Data records:
- - - - - - -

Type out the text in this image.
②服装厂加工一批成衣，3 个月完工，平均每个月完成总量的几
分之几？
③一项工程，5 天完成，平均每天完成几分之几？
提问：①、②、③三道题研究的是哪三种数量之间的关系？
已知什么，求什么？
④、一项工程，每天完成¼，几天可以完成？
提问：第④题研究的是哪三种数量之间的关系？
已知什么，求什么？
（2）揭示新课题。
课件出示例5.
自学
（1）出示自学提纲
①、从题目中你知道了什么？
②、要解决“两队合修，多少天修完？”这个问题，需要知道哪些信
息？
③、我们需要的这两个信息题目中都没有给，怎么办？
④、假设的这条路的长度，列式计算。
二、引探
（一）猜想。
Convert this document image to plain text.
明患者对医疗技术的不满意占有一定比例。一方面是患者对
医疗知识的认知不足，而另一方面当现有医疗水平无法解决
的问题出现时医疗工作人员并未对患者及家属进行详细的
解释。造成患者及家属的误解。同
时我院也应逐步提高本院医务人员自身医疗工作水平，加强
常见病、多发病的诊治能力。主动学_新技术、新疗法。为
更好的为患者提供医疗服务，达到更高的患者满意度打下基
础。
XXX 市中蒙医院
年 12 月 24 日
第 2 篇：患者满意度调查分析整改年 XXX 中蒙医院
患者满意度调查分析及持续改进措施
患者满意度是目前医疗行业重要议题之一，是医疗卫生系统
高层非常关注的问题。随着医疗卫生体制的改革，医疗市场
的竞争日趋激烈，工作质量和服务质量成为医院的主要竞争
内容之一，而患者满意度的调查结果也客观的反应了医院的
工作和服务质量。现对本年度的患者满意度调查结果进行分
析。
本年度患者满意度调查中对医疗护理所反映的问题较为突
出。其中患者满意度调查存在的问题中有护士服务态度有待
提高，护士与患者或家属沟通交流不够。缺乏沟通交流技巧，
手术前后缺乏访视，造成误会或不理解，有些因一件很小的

- - - - - - -

Objective: Write out the complete set of records exactly as given.

Result of this task:
Type out the text in this image.
②服装厂加工一批成衣，3 个月完工，平均每个月完成总量的几
分之几？
③一项工程，5 天完成，平均每天完成几分之几？
提问：①、②、③三道题研究的是哪三种数量之间的关系？
已知什么，求什么？
④、一项工程，每天完成¼，几天可以完成？
提问：第④题研究的是哪三种数量之间的关系？
已知什么，求什么？
（2）揭示新课题。
课件出示例5.
自学
（1）出示自学提纲
①、从题目中你知道了什么？
②、要解决“两队合修，多少天修完？”这个问题，需要知道哪些信
息？
③、我们需要的这两个信息题目中都没有给，怎么办？
④、假设的这条路的长度，列式计算。
二、引探
（一）猜想。
Convert this document image to plain text.
明患者对医疗技术的不满意占有一定比例。一方面是患者对
医疗知识的认知不足，而另一方面当现有医疗水平无法解决
的问题出现时医疗工作人员并未对患者及家属进行详细的
解释。造成患者及家属的误解。同
时我院也应逐步提高本院医务人员自身医疗工作水平，加强
常见病、多发病的诊治能力。主动学_新技术、新疗法。为
更好的为患者提供医疗服务，达到更高的患者满意度打下基
础。
XXX 市中蒙医院
年 12 月 24 日
第 2 篇：患者满意度调查分析整改年 XXX 中蒙医院
患者满意度调查分析及持续改进措施
患者满意度是目前医疗行业重要议题之一，是医疗卫生系统
高层非常关注的问题。随着医疗卫生体制的改革，医疗市场
的竞争日趋激烈，工作质量和服务质量成为医院的主要竞争
内容之一，而患者满意度的调查结果也客观的反应了医院的
工作和服务质量。现对本年度的患者满意度调查结果进行分
析。
本年度患者满意度调查中对医疗护理所反映的问题较为突
出。其中患者满意度调查存在的问题中有护士服务态度有待
提高，护士与患者或家属沟通交流不够。缺乏沟通交流技巧，
手术前后缺乏访视，造成误会或不理解，有些因一件很小的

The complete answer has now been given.